Saved data entries
◇ ◇ ◇ ◇ ◇

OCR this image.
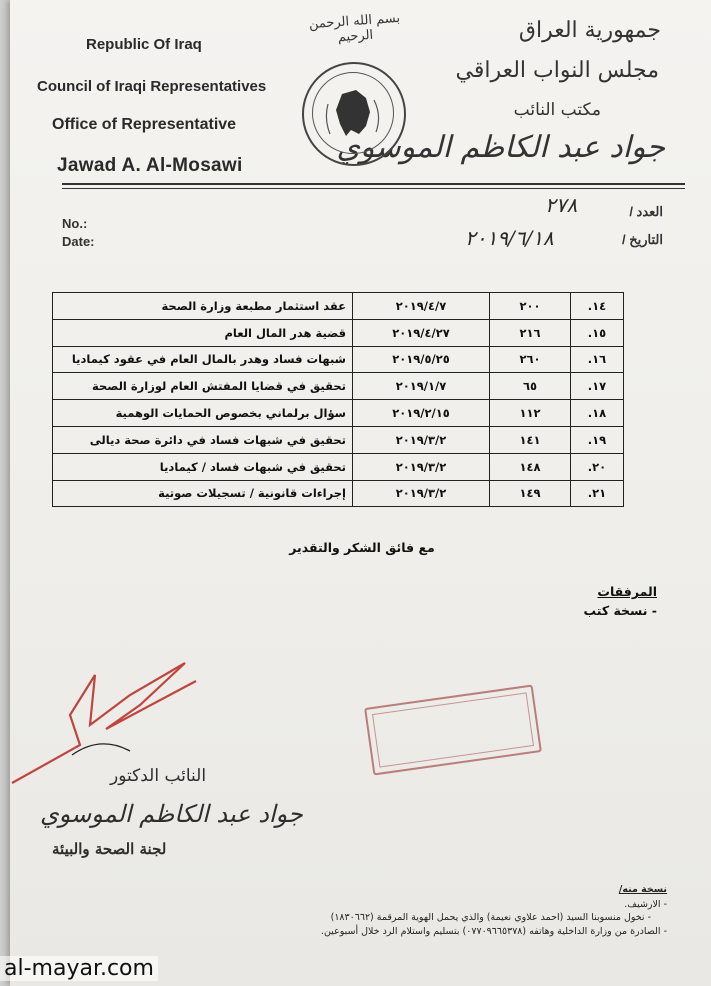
Republic Of Iraq
Council of Iraqi Representatives
Office of Representative
Jawad A. Al-Mosawi
بسم الله الرحمن الرحيم	جمهورية العراق
مجلس النواب العراقي
مكتب النائب
جواد عبد الكاظم الموسوي
No.:
Date:
العدد /
التاريخ /
٢٧٨
٢٠١٩/٦/١٨
١٤.	٢٠٠	٢٠١٩/٤/٧	عقد استثمار مطبعة وزارة الصحة
١٥.	٢١٦	٢٠١٩/٤/٢٧	قضية هدر المال العام
١٦.	٢٦٠	٢٠١٩/٥/٢٥	شبهات فساد وهدر بالمال العام في عقود كيماديا
١٧.	٦٥	٢٠١٩/١/٧	تحقيق في قضايا المفتش العام لوزارة الصحة
١٨.	١١٢	٢٠١٩/٢/١٥	سؤال برلماني بخصوص الحمايات الوهمية
١٩.	١٤١	٢٠١٩/٣/٢	تحقيق في شبهات فساد في دائرة صحة ديالى
٢٠.	١٤٨	٢٠١٩/٣/٢	تحقيق في شبهات فساد / كيماديا
٢١.	١٤٩	٢٠١٩/٣/٢	إجراءات قانونية / تسجيلات صوتية
مع فائق الشكر والتقدير
المرفقات
- نسخة كتب
النائب الدكتور
جواد عبد الكاظم الموسوي
لجنة الصحة والبيئة
نسخة منه/
- الارشيف.
- نخول منسوبنا السيد (احمد علاوي نعيمة) والذي يحمل الهوية المرقمة (١٨٣٠٦٦٢)
- الصادرة من وزارة الداخلية وهاتفه (٠٧٧٠٩٦٦٥٣٧٨) بتسليم واستلام الرد خلال أسبوعين.
al-mayar.com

◇ ◇ ◇ ◇ ◇

**What is expected:**
How many lines of these entries contain "فساد"? Answer with the number and nothing else.

**Written answer:**
3